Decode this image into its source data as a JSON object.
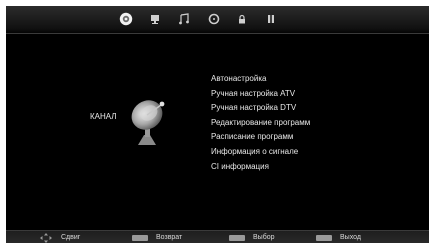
{
  "tabs": [
    {
      "icon": "channel-dish-icon",
      "active": true
    },
    {
      "icon": "picture-monitor-icon",
      "active": false
    },
    {
      "icon": "sound-note-icon",
      "active": false
    },
    {
      "icon": "time-clock-icon",
      "active": false
    },
    {
      "icon": "lock-icon",
      "active": false
    },
    {
      "icon": "setup-icon",
      "active": false
    }
  ],
  "section": {
    "label": "КАНАЛ",
    "icon": "satellite-dish-icon"
  },
  "menu": {
    "items": [
      "Автонастройка",
      "Ручная настройка ATV",
      "Ручная настройка DTV",
      "Редактирование программ",
      "Расписание программ",
      "Информация о сигнале",
      "CI информация"
    ]
  },
  "footer": {
    "move": "Сдвиг",
    "back": "Возврат",
    "select": "Выбор",
    "exit": "Выход"
  },
  "colors": {
    "background": "#000000",
    "text": "#e8e8e8",
    "footer_key": "#9a9a9a"
  }
}
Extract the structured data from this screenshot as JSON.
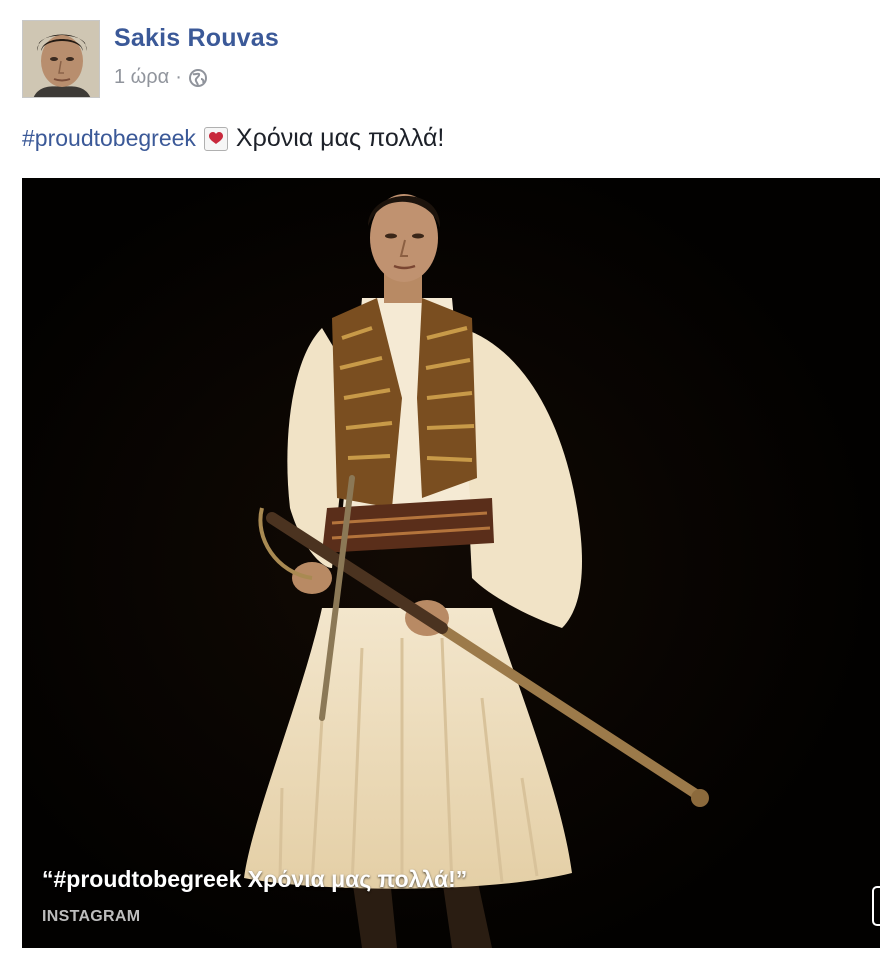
{
  "post": {
    "author_name": "Sakis Rouvas",
    "timestamp": "1 ώρα",
    "separator": "·",
    "privacy_icon": "globe-icon",
    "hashtag": "#proudtobegreek",
    "emoji_icon": "heart-icon",
    "message": "Χρόνια μας πολλά!",
    "attachment": {
      "caption": "“#proudtobegreek Χρόνια μας πολλά!”",
      "source": "INSTAGRAM"
    }
  }
}
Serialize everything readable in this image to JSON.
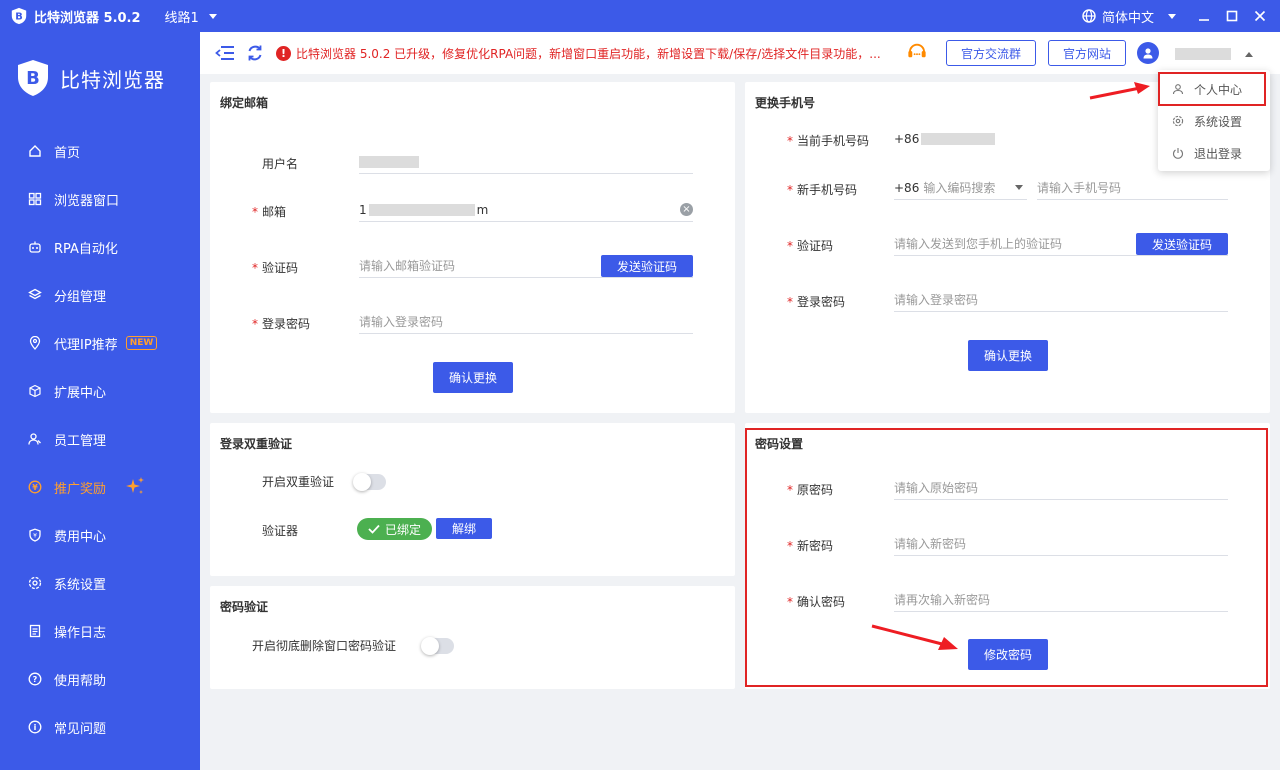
{
  "titlebar": {
    "app_title": "比特浏览器 5.0.2",
    "line": "线路1",
    "language": "简体中文"
  },
  "sidebar": {
    "brand": "比特浏览器",
    "items": [
      {
        "label": "首页",
        "icon": "home-icon"
      },
      {
        "label": "浏览器窗口",
        "icon": "grid-icon"
      },
      {
        "label": "RPA自动化",
        "icon": "robot-icon"
      },
      {
        "label": "分组管理",
        "icon": "layers-icon"
      },
      {
        "label": "代理IP推荐",
        "icon": "location-icon",
        "badge": "NEW"
      },
      {
        "label": "扩展中心",
        "icon": "cube-icon"
      },
      {
        "label": "员工管理",
        "icon": "users-icon"
      },
      {
        "label": "推广奖励",
        "icon": "reward-icon"
      },
      {
        "label": "费用中心",
        "icon": "shield-icon"
      },
      {
        "label": "系统设置",
        "icon": "gear-icon"
      },
      {
        "label": "操作日志",
        "icon": "log-icon"
      },
      {
        "label": "使用帮助",
        "icon": "help-icon"
      },
      {
        "label": "常见问题",
        "icon": "info-icon"
      }
    ]
  },
  "header": {
    "notice": "比特浏览器 5.0.2 已升级，修复优化RPA问题，新增窗口重启功能，新增设置下载/保存/选择文件目录功能，...",
    "group_button": "官方交流群",
    "site_button": "官方网站"
  },
  "user_menu": {
    "items": [
      "个人中心",
      "系统设置",
      "退出登录"
    ]
  },
  "email_card": {
    "title": "绑定邮箱",
    "username_label": "用户名",
    "email_label": "邮箱",
    "email_prefix": "1",
    "email_suffix": "m",
    "code_label": "验证码",
    "code_placeholder": "请输入邮箱验证码",
    "send_code": "发送验证码",
    "password_label": "登录密码",
    "password_placeholder": "请输入登录密码",
    "confirm": "确认更换"
  },
  "phone_card": {
    "title": "更换手机号",
    "current_label": "当前手机号码",
    "current_prefix": "+86",
    "new_label": "新手机号码",
    "code_prefix": "+86",
    "code_search_placeholder": "输入编码搜索",
    "new_placeholder": "请输入手机号码",
    "code_label": "验证码",
    "code_placeholder": "请输入发送到您手机上的验证码",
    "send_code": "发送验证码",
    "password_label": "登录密码",
    "password_placeholder": "请输入登录密码",
    "confirm": "确认更换"
  },
  "twofa_card": {
    "title": "登录双重验证",
    "enable_label": "开启双重验证",
    "authenticator_label": "验证器",
    "bound": "已绑定",
    "unbind": "解绑"
  },
  "pwdverify_card": {
    "title": "密码验证",
    "label": "开启彻底删除窗口密码验证"
  },
  "password_card": {
    "title": "密码设置",
    "old_label": "原密码",
    "old_placeholder": "请输入原始密码",
    "new_label": "新密码",
    "new_placeholder": "请输入新密码",
    "confirm_label": "确认密码",
    "confirm_placeholder": "请再次输入新密码",
    "submit": "修改密码"
  },
  "colors": {
    "primary": "#3c5ae8",
    "danger": "#e02424",
    "success": "#4cb050",
    "promo": "#ff9f2e"
  }
}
====
Problem statement — For the listing above, identify each line bearing "data".

Solution for this exercise —
Decode this image into its source data as a JSON object.
Extract the structured data from this screenshot as JSON.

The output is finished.